__EXERCISE DESCRIPTION__: What you give back should match the listing word for word.

::::::::

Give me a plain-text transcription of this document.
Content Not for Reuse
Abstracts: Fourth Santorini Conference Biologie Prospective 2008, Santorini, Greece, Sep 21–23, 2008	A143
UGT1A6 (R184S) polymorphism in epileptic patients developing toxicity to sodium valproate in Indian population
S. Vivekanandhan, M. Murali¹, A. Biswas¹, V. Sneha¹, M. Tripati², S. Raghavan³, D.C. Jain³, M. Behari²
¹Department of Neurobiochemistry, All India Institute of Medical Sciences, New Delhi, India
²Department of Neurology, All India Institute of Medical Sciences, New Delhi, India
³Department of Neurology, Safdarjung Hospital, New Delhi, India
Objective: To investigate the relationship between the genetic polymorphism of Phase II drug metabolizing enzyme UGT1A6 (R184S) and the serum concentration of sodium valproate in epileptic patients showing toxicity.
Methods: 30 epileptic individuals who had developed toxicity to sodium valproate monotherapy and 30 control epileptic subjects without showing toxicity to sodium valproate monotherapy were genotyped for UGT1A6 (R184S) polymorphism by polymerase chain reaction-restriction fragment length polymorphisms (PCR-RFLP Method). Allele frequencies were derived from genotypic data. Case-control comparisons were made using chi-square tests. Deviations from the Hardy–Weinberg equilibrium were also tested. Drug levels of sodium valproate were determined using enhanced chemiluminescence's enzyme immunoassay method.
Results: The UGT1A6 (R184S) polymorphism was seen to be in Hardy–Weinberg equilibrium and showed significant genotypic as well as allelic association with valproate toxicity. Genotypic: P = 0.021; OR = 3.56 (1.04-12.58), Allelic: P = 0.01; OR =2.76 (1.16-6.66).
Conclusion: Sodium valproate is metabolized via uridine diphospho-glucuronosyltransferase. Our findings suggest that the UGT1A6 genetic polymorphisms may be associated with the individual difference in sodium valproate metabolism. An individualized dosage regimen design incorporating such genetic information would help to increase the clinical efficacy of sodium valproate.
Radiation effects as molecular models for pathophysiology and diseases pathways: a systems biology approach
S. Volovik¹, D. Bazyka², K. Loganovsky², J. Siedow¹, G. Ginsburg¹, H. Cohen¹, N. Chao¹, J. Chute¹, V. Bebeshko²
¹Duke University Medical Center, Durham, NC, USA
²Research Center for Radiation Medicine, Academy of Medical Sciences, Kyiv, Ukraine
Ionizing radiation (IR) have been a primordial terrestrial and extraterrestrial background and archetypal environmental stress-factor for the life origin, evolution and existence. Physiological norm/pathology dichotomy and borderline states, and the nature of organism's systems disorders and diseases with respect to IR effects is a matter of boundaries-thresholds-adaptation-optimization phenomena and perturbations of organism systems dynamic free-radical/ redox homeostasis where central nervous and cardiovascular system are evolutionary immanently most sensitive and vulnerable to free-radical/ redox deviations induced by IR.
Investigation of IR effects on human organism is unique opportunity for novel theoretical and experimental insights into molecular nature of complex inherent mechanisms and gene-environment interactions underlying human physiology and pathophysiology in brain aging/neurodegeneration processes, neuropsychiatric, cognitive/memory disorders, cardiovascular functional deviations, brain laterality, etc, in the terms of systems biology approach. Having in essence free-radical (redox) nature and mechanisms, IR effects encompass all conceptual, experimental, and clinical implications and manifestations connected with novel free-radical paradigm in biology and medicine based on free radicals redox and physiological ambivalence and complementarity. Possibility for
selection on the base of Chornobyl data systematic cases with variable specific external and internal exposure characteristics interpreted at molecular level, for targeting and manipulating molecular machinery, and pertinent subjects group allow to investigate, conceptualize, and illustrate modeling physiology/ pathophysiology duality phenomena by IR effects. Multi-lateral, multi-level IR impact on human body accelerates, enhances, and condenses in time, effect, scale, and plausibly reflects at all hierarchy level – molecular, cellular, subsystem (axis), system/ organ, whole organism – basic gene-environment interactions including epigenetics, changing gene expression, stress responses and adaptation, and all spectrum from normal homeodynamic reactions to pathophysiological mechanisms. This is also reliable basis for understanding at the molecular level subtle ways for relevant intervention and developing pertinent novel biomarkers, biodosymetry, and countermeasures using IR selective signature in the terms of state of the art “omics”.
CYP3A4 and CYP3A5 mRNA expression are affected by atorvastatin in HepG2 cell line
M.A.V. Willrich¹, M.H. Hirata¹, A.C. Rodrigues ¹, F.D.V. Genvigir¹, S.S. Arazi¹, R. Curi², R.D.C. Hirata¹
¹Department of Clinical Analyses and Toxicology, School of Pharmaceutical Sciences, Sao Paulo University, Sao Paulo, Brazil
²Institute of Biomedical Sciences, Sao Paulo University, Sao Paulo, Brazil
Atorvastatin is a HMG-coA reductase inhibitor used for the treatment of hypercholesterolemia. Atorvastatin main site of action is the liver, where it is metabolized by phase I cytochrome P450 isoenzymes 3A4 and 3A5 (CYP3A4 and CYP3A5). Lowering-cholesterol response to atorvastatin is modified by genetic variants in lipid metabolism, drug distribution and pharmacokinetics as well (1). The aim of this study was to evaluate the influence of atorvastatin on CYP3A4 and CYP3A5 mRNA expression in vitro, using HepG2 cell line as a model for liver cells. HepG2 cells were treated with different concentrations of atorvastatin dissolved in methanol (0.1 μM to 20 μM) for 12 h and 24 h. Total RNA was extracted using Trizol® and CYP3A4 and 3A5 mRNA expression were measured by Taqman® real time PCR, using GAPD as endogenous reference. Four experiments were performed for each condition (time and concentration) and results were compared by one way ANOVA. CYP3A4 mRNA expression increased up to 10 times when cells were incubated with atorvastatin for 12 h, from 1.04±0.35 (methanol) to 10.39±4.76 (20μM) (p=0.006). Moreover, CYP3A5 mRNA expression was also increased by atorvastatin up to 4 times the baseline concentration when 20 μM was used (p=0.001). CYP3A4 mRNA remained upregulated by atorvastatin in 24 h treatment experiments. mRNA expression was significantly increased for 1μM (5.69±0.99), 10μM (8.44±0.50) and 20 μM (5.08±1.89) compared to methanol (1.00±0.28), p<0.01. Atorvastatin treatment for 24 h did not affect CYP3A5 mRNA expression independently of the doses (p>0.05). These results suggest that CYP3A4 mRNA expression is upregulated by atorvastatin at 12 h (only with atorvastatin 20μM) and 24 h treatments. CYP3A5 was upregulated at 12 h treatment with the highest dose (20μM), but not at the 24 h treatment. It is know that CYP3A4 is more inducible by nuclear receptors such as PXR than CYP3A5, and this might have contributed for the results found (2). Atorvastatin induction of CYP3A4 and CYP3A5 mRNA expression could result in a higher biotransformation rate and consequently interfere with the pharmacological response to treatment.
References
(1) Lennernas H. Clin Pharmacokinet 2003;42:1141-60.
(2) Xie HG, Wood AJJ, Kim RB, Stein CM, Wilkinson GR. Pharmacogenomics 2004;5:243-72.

::::::::

__OUTPUT FOR THIS TASK__:
Give me a plain-text transcription of this document.
Content Not for Reuse
Abstracts: Fourth Santorini Conference Biologie Prospective 2008, Santorini, Greece, Sep 21–23, 2008	A143
UGT1A6 (R184S) polymorphism in epileptic patients developing toxicity to sodium valproate in Indian population
S. Vivekanandhan, M. Murali¹, A. Biswas¹, V. Sneha¹, M. Tripati², S. Raghavan³, D.C. Jain³, M. Behari²
¹Department of Neurobiochemistry, All India Institute of Medical Sciences, New Delhi, India
²Department of Neurology, All India Institute of Medical Sciences, New Delhi, India
³Department of Neurology, Safdarjung Hospital, New Delhi, India
Objective: To investigate the relationship between the genetic polymorphism of Phase II drug metabolizing enzyme UGT1A6 (R184S) and the serum concentration of sodium valproate in epileptic patients showing toxicity.
Methods: 30 epileptic individuals who had developed toxicity to sodium valproate monotherapy and 30 control epileptic subjects without showing toxicity to sodium valproate monotherapy were genotyped for UGT1A6 (R184S) polymorphism by polymerase chain reaction-restriction fragment length polymorphisms (PCR-RFLP Method). Allele frequencies were derived from genotypic data. Case-control comparisons were made using chi-square tests. Deviations from the Hardy–Weinberg equilibrium were also tested. Drug levels of sodium valproate were determined using enhanced chemiluminescence's enzyme immunoassay method.
Results: The UGT1A6 (R184S) polymorphism was seen to be in Hardy–Weinberg equilibrium and showed significant genotypic as well as allelic association with valproate toxicity. Genotypic: P = 0.021; OR = 3.56 (1.04-12.58), Allelic: P = 0.01; OR =2.76 (1.16-6.66).
Conclusion: Sodium valproate is metabolized via uridine diphospho-glucuronosyltransferase. Our findings suggest that the UGT1A6 genetic polymorphisms may be associated with the individual difference in sodium valproate metabolism. An individualized dosage regimen design incorporating such genetic information would help to increase the clinical efficacy of sodium valproate.
Radiation effects as molecular models for pathophysiology and diseases pathways: a systems biology approach
S. Volovik¹, D. Bazyka², K. Loganovsky², J. Siedow¹, G. Ginsburg¹, H. Cohen¹, N. Chao¹, J. Chute¹, V. Bebeshko²
¹Duke University Medical Center, Durham, NC, USA
²Research Center for Radiation Medicine, Academy of Medical Sciences, Kyiv, Ukraine
Ionizing radiation (IR) have been a primordial terrestrial and extraterrestrial background and archetypal environmental stress-factor for the life origin, evolution and existence. Physiological norm/pathology dichotomy and borderline states, and the nature of organism's systems disorders and diseases with respect to IR effects is a matter of boundaries-thresholds-adaptation-optimization phenomena and perturbations of organism systems dynamic free-radical/ redox homeostasis where central nervous and cardiovascular system are evolutionary immanently most sensitive and vulnerable to free-radical/ redox deviations induced by IR.
Investigation of IR effects on human organism is unique opportunity for novel theoretical and experimental insights into molecular nature of complex inherent mechanisms and gene-environment interactions underlying human physiology and pathophysiology in brain aging/neurodegeneration processes, neuropsychiatric, cognitive/memory disorders, cardiovascular functional deviations, brain laterality, etc, in the terms of systems biology approach. Having in essence free-radical (redox) nature and mechanisms, IR effects encompass all conceptual, experimental, and clinical implications and manifestations connected with novel free-radical paradigm in biology and medicine based on free radicals redox and physiological ambivalence and complementarity. Possibility for
selection on the base of Chornobyl data systematic cases with variable specific external and internal exposure characteristics interpreted at molecular level, for targeting and manipulating molecular machinery, and pertinent subjects group allow to investigate, conceptualize, and illustrate modeling physiology/ pathophysiology duality phenomena by IR effects. Multi-lateral, multi-level IR impact on human body accelerates, enhances, and condenses in time, effect, scale, and plausibly reflects at all hierarchy level – molecular, cellular, subsystem (axis), system/ organ, whole organism – basic gene-environment interactions including epigenetics, changing gene expression, stress responses and adaptation, and all spectrum from normal homeodynamic reactions to pathophysiological mechanisms. This is also reliable basis for understanding at the molecular level subtle ways for relevant intervention and developing pertinent novel biomarkers, biodosymetry, and countermeasures using IR selective signature in the terms of state of the art “omics”.
CYP3A4 and CYP3A5 mRNA expression are affected by atorvastatin in HepG2 cell line
M.A.V. Willrich¹, M.H. Hirata¹, A.C. Rodrigues ¹, F.D.V. Genvigir¹, S.S. Arazi¹, R. Curi², R.D.C. Hirata¹
¹Department of Clinical Analyses and Toxicology, School of Pharmaceutical Sciences, Sao Paulo University, Sao Paulo, Brazil
²Institute of Biomedical Sciences, Sao Paulo University, Sao Paulo, Brazil
Atorvastatin is a HMG-coA reductase inhibitor used for the treatment of hypercholesterolemia. Atorvastatin main site of action is the liver, where it is metabolized by phase I cytochrome P450 isoenzymes 3A4 and 3A5 (CYP3A4 and CYP3A5). Lowering-cholesterol response to atorvastatin is modified by genetic variants in lipid metabolism, drug distribution and pharmacokinetics as well (1). The aim of this study was to evaluate the influence of atorvastatin on CYP3A4 and CYP3A5 mRNA expression in vitro, using HepG2 cell line as a model for liver cells. HepG2 cells were treated with different concentrations of atorvastatin dissolved in methanol (0.1 μM to 20 μM) for 12 h and 24 h. Total RNA was extracted using Trizol® and CYP3A4 and 3A5 mRNA expression were measured by Taqman® real time PCR, using GAPD as endogenous reference. Four experiments were performed for each condition (time and concentration) and results were compared by one way ANOVA. CYP3A4 mRNA expression increased up to 10 times when cells were incubated with atorvastatin for 12 h, from 1.04±0.35 (methanol) to 10.39±4.76 (20μM) (p=0.006). Moreover, CYP3A5 mRNA expression was also increased by atorvastatin up to 4 times the baseline concentration when 20 μM was used (p=0.001). CYP3A4 mRNA remained upregulated by atorvastatin in 24 h treatment experiments. mRNA expression was significantly increased for 1μM (5.69±0.99), 10μM (8.44±0.50) and 20 μM (5.08±1.89) compared to methanol (1.00±0.28), p<0.01. Atorvastatin treatment for 24 h did not affect CYP3A5 mRNA expression independently of the doses (p>0.05). These results suggest that CYP3A4 mRNA expression is upregulated by atorvastatin at 12 h (only with atorvastatin 20μM) and 24 h treatments. CYP3A5 was upregulated at 12 h treatment with the highest dose (20μM), but not at the 24 h treatment. It is know that CYP3A4 is more inducible by nuclear receptors such as PXR than CYP3A5, and this might have contributed for the results found (2). Atorvastatin induction of CYP3A4 and CYP3A5 mRNA expression could result in a higher biotransformation rate and consequently interfere with the pharmacological response to treatment.
References
(1) Lennernas H. Clin Pharmacokinet 2003;42:1141-60.
(2) Xie HG, Wood AJJ, Kim RB, Stein CM, Wilkinson GR. Pharmacogenomics 2004;5:243-72.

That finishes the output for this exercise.